ESTRATTO DEL TESTO:
+ + + + +
Il contributo è tratto da Storia della civiltà europea a cura di Umberto Eco, edizione in 75 ebook
La storia russa del Settecento è dominata da due grandi ma controverse figure: Pietro I e Caterina II. È soprattutto grazie all’azione di questi sovrani che la Russia si conquista una posizione di primo piano nel sistema delle grandi potenze europee. Ma l’ingresso della Russia zarista in Europa non ha solo un dimensione politica e militare. Pietro e Caterina avviano anche un tentativo di modernizzazione, che assume la forma di una occidentalizzazione che suscita nella società russa forti resistenze ed è caratterizzato da profonde contraddizioni. A una modernizzazione tecnica, e in parte culturale, non corrispondono mutamenti nell’assetto sociale – fondato sulla contrapposizione fra grandi proprietari e servi della gleba – e in quello politico che anzi è sempre più caratterizzato dal potere assoluto e dispotico degli zar.
Pietro il Grande: l’ascesa al trono
Pëtr Alekseevic Romanov, nato nel 1672, diventa zarevic nel 1682, alla morte di Fëdor Alekseevic, per volontà del patriarca della Chiesa e della Duma dei boiari, ma deve condividere il titolo con il fratellastro Ivan per imposizione della guarnigione militare della capitale (il corpo speciale degli strel’cy, strelizzi). Diventato maggiorenne il 30 maggio 1689, la reggente Sof’ja (figlia di primo letto dello zar Aleksej Michajlovic e di Marija Miloslavskaja) dovrebbe lasciare il comando dello Stato che fino ad allora aveva esercitato con la sua famiglia, e vedere salire al potere il partito avverso (quello che si raccoglieva intorno a Natal’ja Narysmina, che di Aleksej Michajlovic era stata la seconda moglie). Pietro, tuttavia, che nella sua infanzia e nella prima giovinezza non era vissuto al Cremlino, essendo stato relegato insieme alla madre nel villaggio di Preobrazensko e ed essendo stato testimone di una serie di congiure, omicidi e sommosse che avevano lasciato un’impronta indelebile sulla sua personalità, invece di muovere immediatamente verso Mosca e deporre con la forza la reggente, sceglie un’altra strategia. Stabilisce infatti la sua “corte” nel monastero di Troickij, dove si era rifugiato temendo un assalto degli strelizzi, e chiama a sé i boiari che intendono dissociarsi dai progetti di un colpo di Stato della famiglia Miloslavskij. L’ingresso ufficiale del patriarca nel monastero, diventato residenza della regalità, insieme ai boiari più eminenti e al corpo degli ufficiali stranieri dell’esercito russo guidato dal generale scozzese Patrick Gordon (1635-1699), che aveva addirittura portato dalla sua parte un cospicuo gruppo di strelizzi, segna la conclusione della crisi. Sof’ja viene imprigionata in un monastero nei pressi della capitale, il principe Golicyn è esiliato e il capo deglistrelizzi, rimasto fedele alla reggente, viene giustiziato. Lo zarevic Ivan (incapace d’intendere e volere), contro ogni aspettativa, viene mantenuto dallo zarevic Pëtr come secondo capo dello Stato.
+ + + + +
MATERIALE FORNITO:

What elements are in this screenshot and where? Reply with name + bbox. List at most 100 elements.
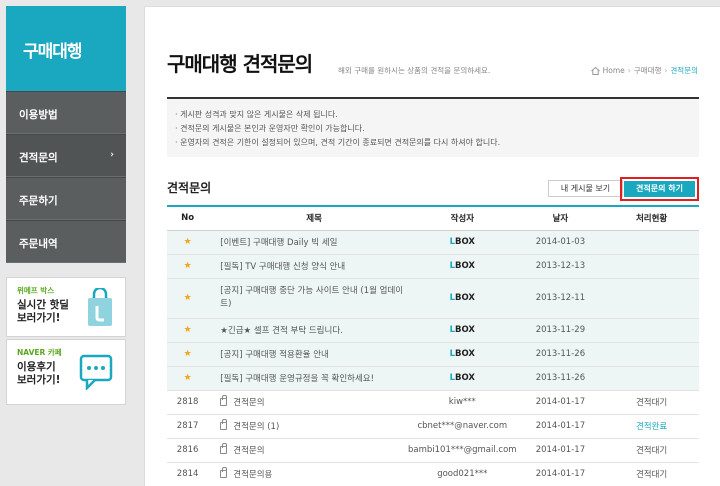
+ + + + +
COMPITI RICHIESTI:
- A) Secondo il brano sulla Russia del Settecento, da chi era guidato il corpo degli ufficiali stranieri dell'esercito russo?
- B) Stabilisci se le seguenti affermazioni concordano con il brano sulla Russia del Settecento, citando le parole decisive: (i) Pietro nacque nel 1672; (ii) la reggente Sof’ja fu mandata in esilio; (iii) Ivan fu escluso da ogni ruolo nel governo.

RISPOSTE IN ORDINE:
- A) Era guidato dal generale scozzese Patrick Gordon (1635-1699).

- B)
(i) Sì: «nato nel 1672».
(ii) No: «Sof’ja viene imprigionata in un monastero nei pressi della capitale».
(iii) No: «viene mantenuto dallo zarevic Pëtr come secondo capo dello Stato».